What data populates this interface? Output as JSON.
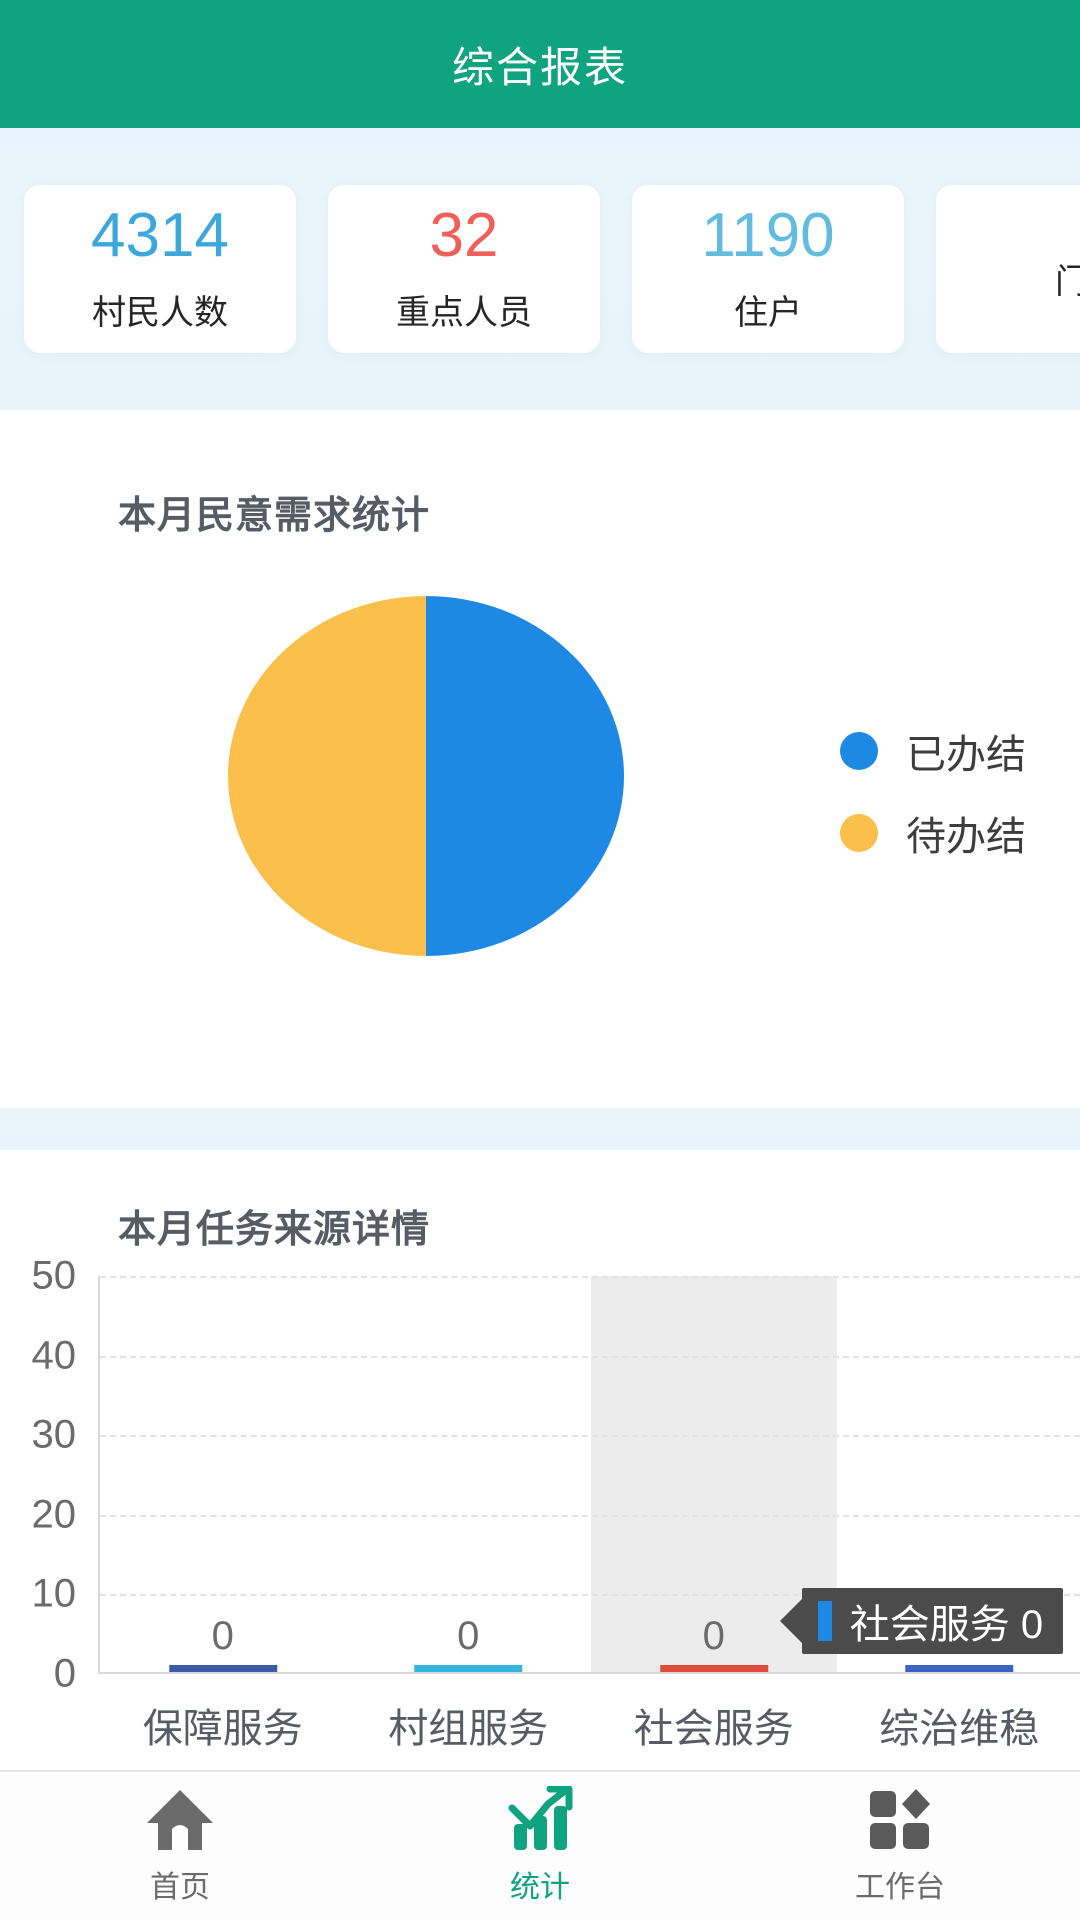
{
  "header": {
    "title": "综合报表"
  },
  "stats": {
    "cards": [
      {
        "value": "4314",
        "label": "村民人数",
        "color": "#3BA7DB"
      },
      {
        "value": "32",
        "label": "重点人员",
        "color": "#F0605B"
      },
      {
        "value": "1190",
        "label": "住户",
        "color": "#62BCE0"
      },
      {
        "value": "",
        "label": "门",
        "color": "#3BA7DB"
      }
    ]
  },
  "pie_section": {
    "title": "本月民意需求统计",
    "legend": [
      {
        "label": "已办结",
        "color": "#1E88E5"
      },
      {
        "label": "待办结",
        "color": "#FBBF4C"
      }
    ]
  },
  "bar_section": {
    "title": "本月任务来源详情",
    "tooltip": {
      "text": "社会服务 0",
      "marker_color": "#1E88E5"
    }
  },
  "bottom_nav": {
    "items": [
      {
        "label": "首页",
        "icon": "home-icon",
        "active": false
      },
      {
        "label": "统计",
        "icon": "chart-icon",
        "active": true
      },
      {
        "label": "工作台",
        "icon": "workbench-icon",
        "active": false
      }
    ]
  },
  "chart_data": [
    {
      "type": "pie",
      "title": "本月民意需求统计",
      "labels": [
        "已办结",
        "待办结"
      ],
      "values": [
        50,
        50
      ],
      "colors": [
        "#1E88E5",
        "#FBBF4C"
      ],
      "legend_position": "right",
      "grid": false
    },
    {
      "type": "bar",
      "title": "本月任务来源详情",
      "categories": [
        "保障服务",
        "村组服务",
        "社会服务",
        "综治维稳"
      ],
      "values": [
        0,
        0,
        0,
        0
      ],
      "data_labels": [
        "0",
        "0",
        "0",
        "0"
      ],
      "bar_colors": [
        "#3C5AA6",
        "#35B4E0",
        "#E04B3C",
        "#3C63C4"
      ],
      "xlabel": "",
      "ylabel": "",
      "ylim": [
        0,
        50
      ],
      "yticks": [
        0,
        10,
        20,
        30,
        40,
        50
      ],
      "ytick_labels": [
        "0",
        "10",
        "20",
        "30",
        "40",
        "50"
      ],
      "grid": true,
      "grid_style": "dashed-horizontal",
      "highlighted_category": "社会服务"
    }
  ]
}
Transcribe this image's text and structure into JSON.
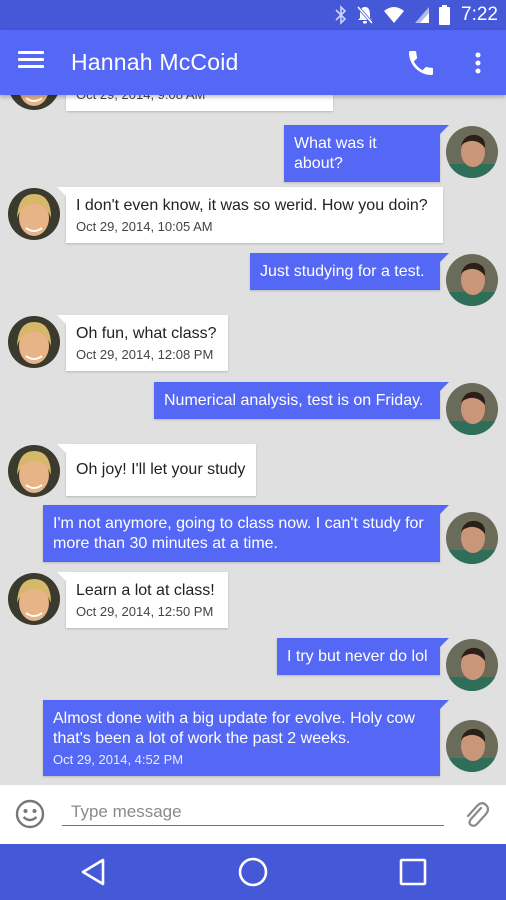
{
  "status_bar": {
    "time": "7:22"
  },
  "header": {
    "title": "Hannah McCoid"
  },
  "messages": [
    {
      "direction": "in",
      "text": "",
      "time": "Oct 29, 2014, 9:08 AM"
    },
    {
      "direction": "out",
      "text": "What was it about?",
      "time": ""
    },
    {
      "direction": "in",
      "text": "I don't even know, it was so werid. How you doin?",
      "time": "Oct 29, 2014, 10:05 AM"
    },
    {
      "direction": "out",
      "text": "Just studying for a test.",
      "time": ""
    },
    {
      "direction": "in",
      "text": "Oh fun, what class?",
      "time": "Oct 29, 2014, 12:08 PM"
    },
    {
      "direction": "out",
      "text": "Numerical analysis, test is on Friday.",
      "time": ""
    },
    {
      "direction": "in",
      "text": "Oh joy! I'll let your study",
      "time": ""
    },
    {
      "direction": "out",
      "text": "I'm not anymore, going to class now. I can't study for more than 30 minutes at a time.",
      "time": ""
    },
    {
      "direction": "in",
      "text": "Learn a lot at class!",
      "time": "Oct 29, 2014, 12:50 PM"
    },
    {
      "direction": "out",
      "text": "I try but never do lol",
      "time": ""
    },
    {
      "direction": "out",
      "text": "Almost done with a big update for evolve. Holy cow that's been a lot of work the past 2 weeks.",
      "time": "Oct 29, 2014, 4:52 PM"
    }
  ],
  "composer": {
    "placeholder": "Type message"
  },
  "colors": {
    "primary": "#5468f5",
    "primary_dark": "#4558d8",
    "background": "#e0e0e0"
  },
  "icons": {
    "status": [
      "bluetooth-icon",
      "notifications-off-icon",
      "wifi-icon",
      "cell-signal-icon",
      "battery-icon"
    ],
    "header": [
      "menu-icon",
      "phone-icon",
      "more-vert-icon"
    ],
    "composer": [
      "emoji-icon",
      "attach-icon"
    ],
    "nav": [
      "back-icon",
      "home-icon",
      "recents-icon"
    ]
  }
}
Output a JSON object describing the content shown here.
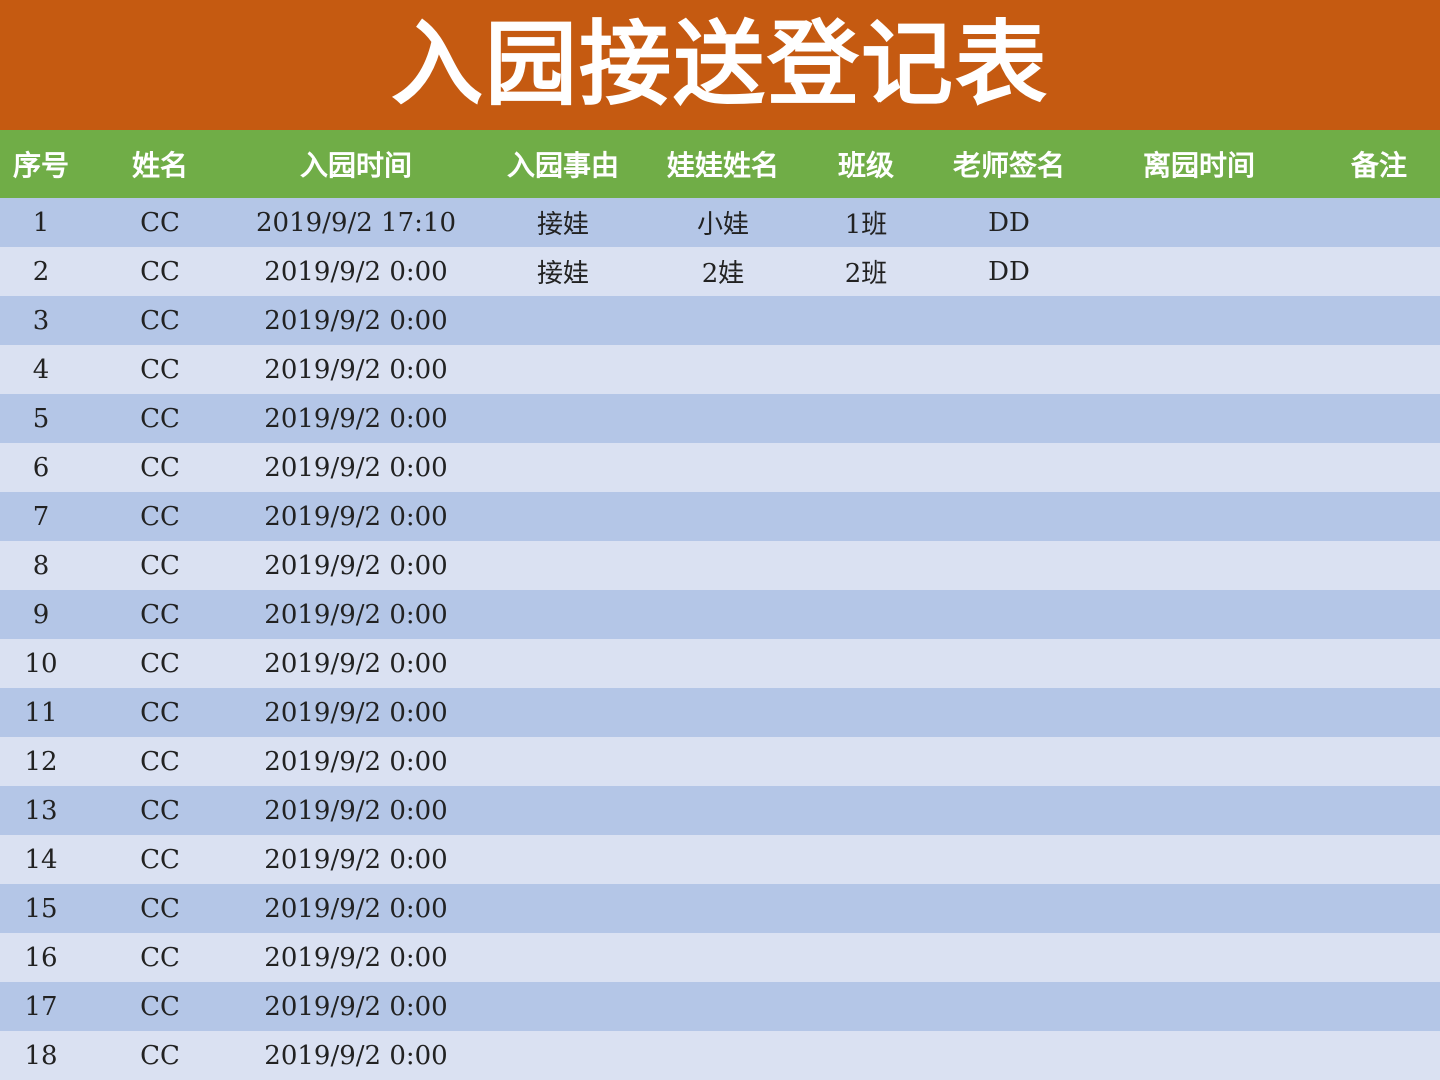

What is required → Identify the lines of the data that contain the word "more". Copy each of them.

Finished answer →
      "text": "I'm not anymore, going to class now. I can't study for more than 30 minutes at a time.",
      "more-vert-icon"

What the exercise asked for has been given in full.